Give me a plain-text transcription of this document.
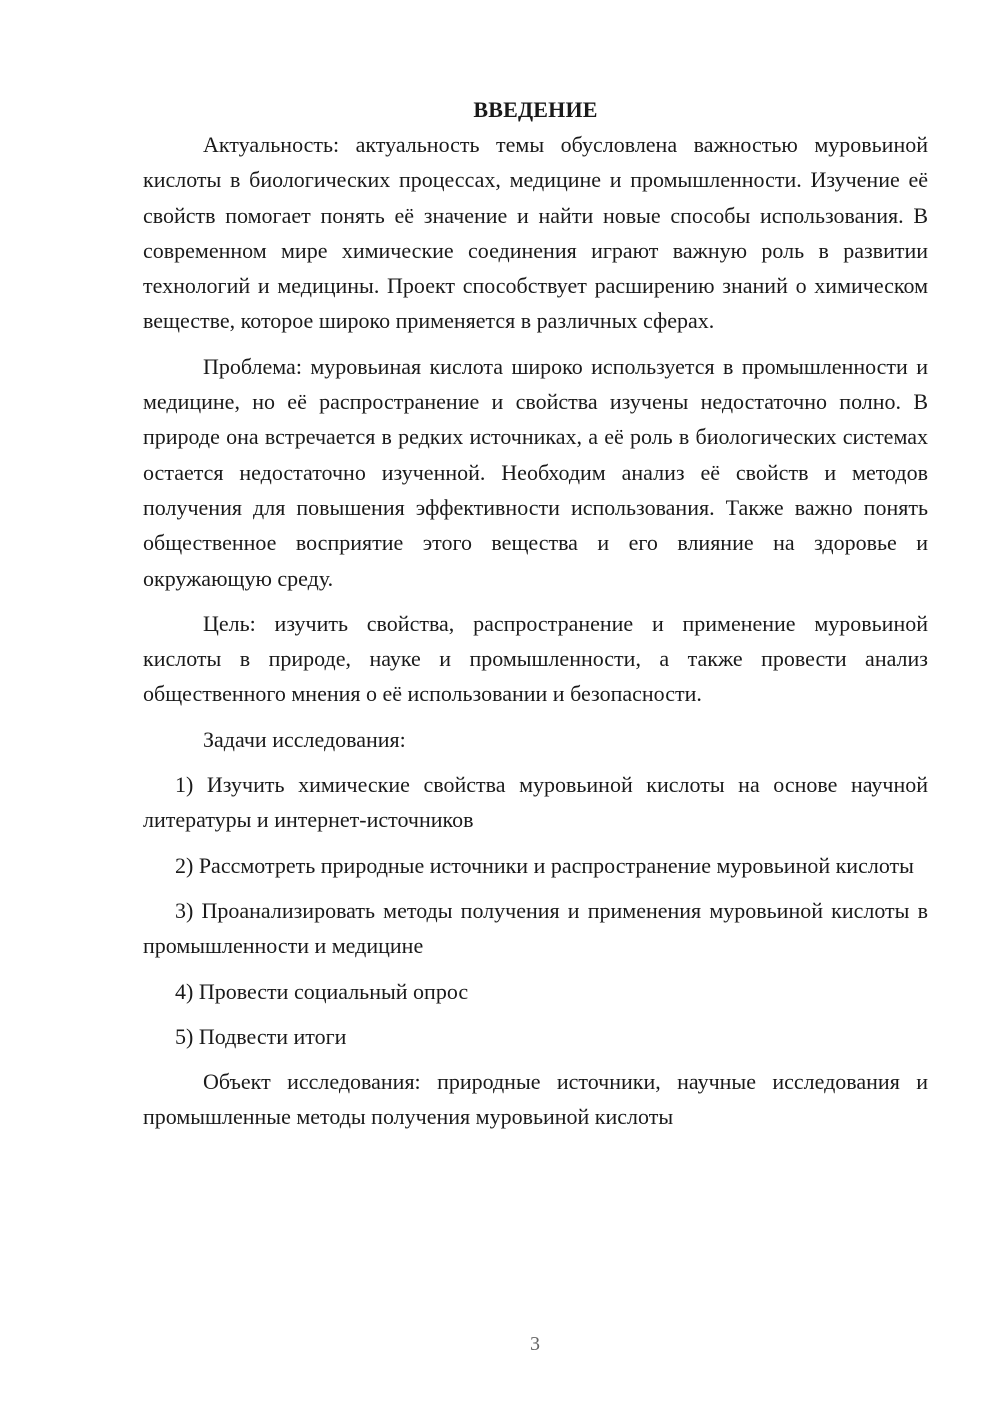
ВВЕДЕНИЕ

Актуальность: актуальность темы обусловлена важностью муровьиной кислоты в биологических процессах, медицине и промышленности. Изучение её свойств помогает понять её значение и найти новые способы использования. В современном мире химические соединения играют важную роль в развитии технологий и медицины. Проект способствует расширению знаний о химическом веществе, которое широко применяется в различных сферах.

Проблема: муровьиная кислота широко используется в промышленности и медицине, но её распространение и свойства изучены недостаточно полно. В природе она встречается в редких источниках, а её роль в биологических системах остается недостаточно изученной. Необходим анализ её свойств и методов получения для повышения эффективности использования. Также важно понять общественное восприятие этого вещества и его влияние на здоровье и окружающую среду.

Цель: изучить свойства, распространение и применение муровьиной кислоты в природе, науке и промышленности, а также провести анализ общественного мнения о её использовании и безопасности.

Задачи исследования:

1) Изучить химические свойства муровьиной кислоты на основе научной литературы и интернет-источников

2) Рассмотреть природные источники и распространение муровьиной кислоты

3) Проанализировать методы получения и применения муровьиной кислоты в промышленности и медицине

4) Провести социальный опрос

5) Подвести итоги

Объект исследования: природные источники, научные исследования и промышленные методы получения муровьиной кислоты

3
------------------------
> Work instructions
Check each line of the records for the word "исследования" and extract those that contain it.

> Completed exercise
Задачи исследования:
Объект исследования: природные источники, научные исследования и промышленные методы получения муровьиной кислоты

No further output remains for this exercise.